* _Data listing_
-------------------------
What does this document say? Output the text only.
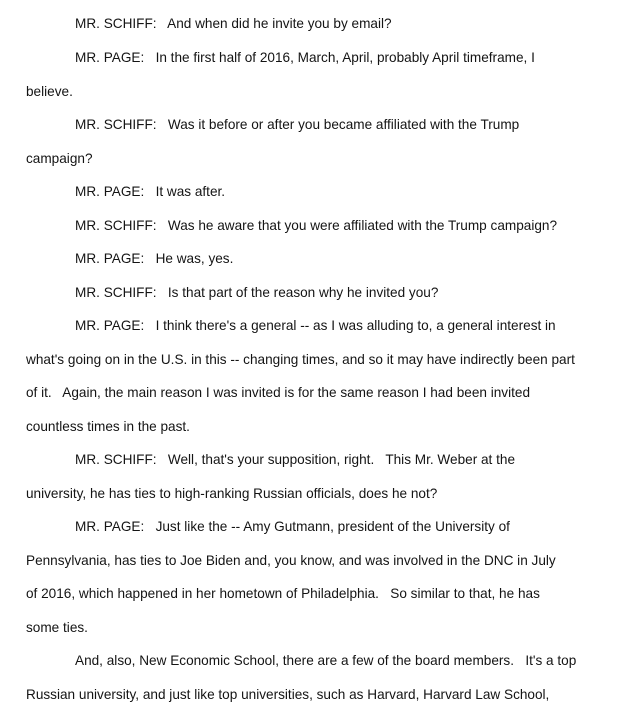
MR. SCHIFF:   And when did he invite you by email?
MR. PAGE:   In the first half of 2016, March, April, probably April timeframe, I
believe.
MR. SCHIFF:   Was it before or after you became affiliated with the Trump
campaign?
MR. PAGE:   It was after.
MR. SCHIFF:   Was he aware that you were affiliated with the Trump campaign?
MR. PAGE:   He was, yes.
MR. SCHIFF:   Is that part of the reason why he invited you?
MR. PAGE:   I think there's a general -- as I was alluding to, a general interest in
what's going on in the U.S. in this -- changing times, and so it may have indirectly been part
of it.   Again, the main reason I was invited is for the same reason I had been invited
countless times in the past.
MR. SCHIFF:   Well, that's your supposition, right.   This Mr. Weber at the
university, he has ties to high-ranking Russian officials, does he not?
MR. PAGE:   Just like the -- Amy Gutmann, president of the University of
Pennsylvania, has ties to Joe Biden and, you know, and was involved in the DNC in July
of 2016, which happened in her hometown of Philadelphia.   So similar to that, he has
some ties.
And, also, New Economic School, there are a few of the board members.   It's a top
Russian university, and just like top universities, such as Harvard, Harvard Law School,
-------------------------
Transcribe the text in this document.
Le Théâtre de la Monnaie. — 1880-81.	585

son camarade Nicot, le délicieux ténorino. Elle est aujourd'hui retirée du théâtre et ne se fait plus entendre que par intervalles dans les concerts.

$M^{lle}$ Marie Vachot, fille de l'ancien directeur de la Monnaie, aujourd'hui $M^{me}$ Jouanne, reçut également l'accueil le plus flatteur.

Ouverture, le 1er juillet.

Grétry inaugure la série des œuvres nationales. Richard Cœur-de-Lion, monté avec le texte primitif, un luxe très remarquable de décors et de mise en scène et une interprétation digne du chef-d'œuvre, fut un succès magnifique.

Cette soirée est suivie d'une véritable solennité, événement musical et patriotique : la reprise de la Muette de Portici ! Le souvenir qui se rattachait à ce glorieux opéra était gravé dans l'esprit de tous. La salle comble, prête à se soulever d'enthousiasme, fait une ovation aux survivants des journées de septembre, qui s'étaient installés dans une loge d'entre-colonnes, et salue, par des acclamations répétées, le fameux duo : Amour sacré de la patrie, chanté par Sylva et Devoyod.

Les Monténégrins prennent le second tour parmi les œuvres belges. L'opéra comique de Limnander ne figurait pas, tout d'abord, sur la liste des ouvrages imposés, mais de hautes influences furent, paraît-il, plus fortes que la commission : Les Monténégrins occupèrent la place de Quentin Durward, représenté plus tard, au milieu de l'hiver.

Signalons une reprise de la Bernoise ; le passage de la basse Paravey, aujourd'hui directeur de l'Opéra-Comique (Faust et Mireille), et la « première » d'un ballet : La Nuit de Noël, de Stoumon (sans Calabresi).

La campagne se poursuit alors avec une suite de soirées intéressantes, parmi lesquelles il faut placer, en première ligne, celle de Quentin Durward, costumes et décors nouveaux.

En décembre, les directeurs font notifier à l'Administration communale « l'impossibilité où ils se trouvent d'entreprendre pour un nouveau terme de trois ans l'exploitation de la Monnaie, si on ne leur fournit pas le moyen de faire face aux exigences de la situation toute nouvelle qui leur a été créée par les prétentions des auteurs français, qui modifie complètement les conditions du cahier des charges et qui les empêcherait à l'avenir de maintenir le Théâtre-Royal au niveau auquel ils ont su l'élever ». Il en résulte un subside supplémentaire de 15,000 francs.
-------------------------
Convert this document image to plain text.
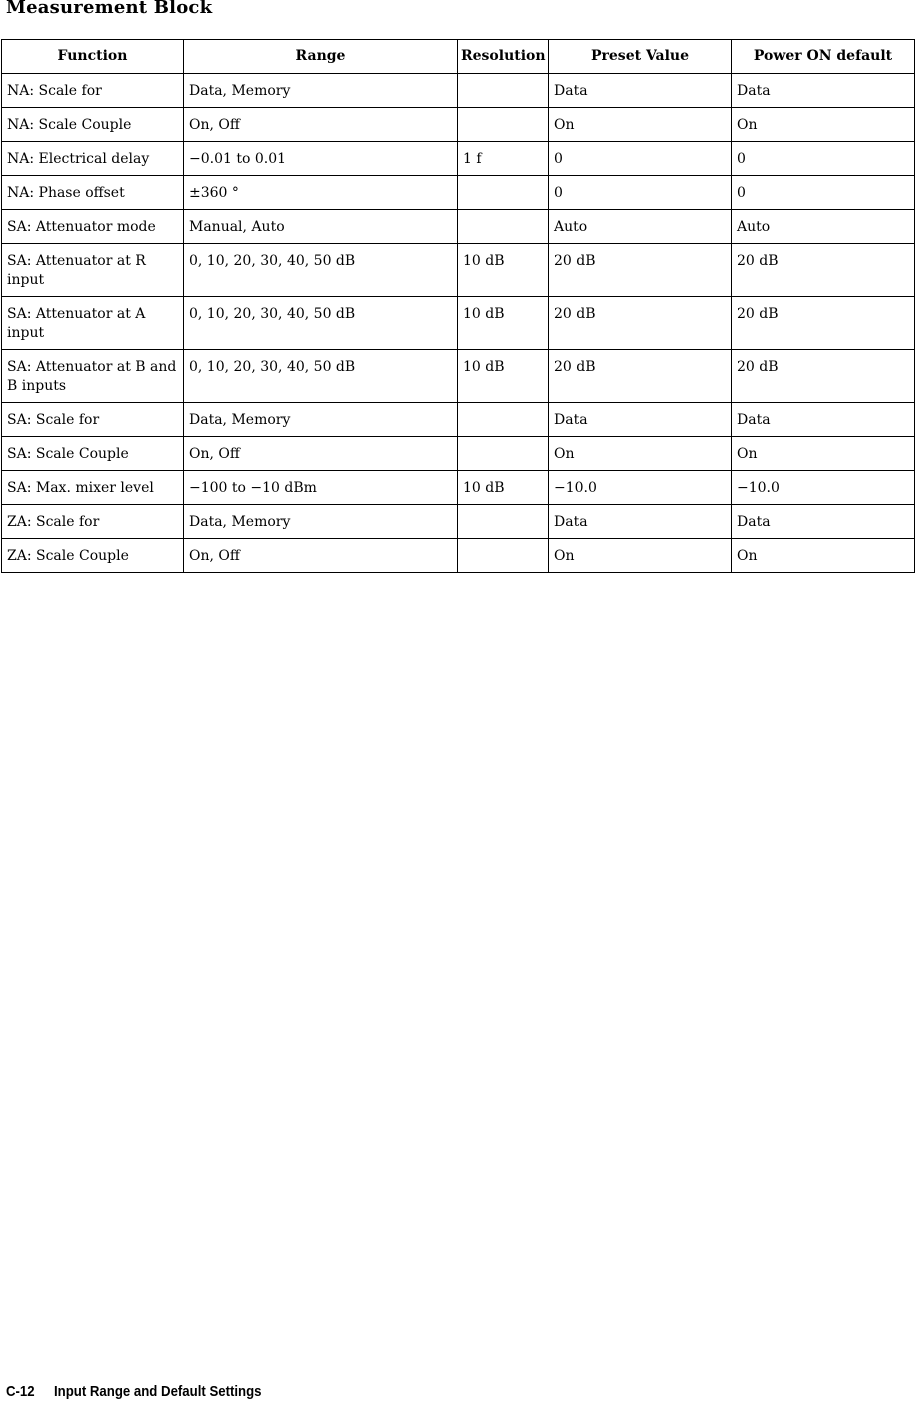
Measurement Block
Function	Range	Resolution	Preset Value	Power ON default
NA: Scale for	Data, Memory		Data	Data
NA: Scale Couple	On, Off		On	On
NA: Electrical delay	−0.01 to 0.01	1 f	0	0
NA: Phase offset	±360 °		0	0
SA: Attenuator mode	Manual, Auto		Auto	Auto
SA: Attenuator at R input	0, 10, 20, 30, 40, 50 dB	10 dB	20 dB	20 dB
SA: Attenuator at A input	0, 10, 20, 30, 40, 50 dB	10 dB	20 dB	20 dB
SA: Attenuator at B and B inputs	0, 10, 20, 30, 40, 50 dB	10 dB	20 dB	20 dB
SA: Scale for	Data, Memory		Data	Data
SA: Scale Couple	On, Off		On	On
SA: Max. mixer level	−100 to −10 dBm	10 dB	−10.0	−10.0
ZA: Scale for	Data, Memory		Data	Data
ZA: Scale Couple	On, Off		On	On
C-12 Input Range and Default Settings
-------------------------
* _Task instructions_
Count every line in the listing above that holds "Trump", then report only the count.

* _Worked solution_
2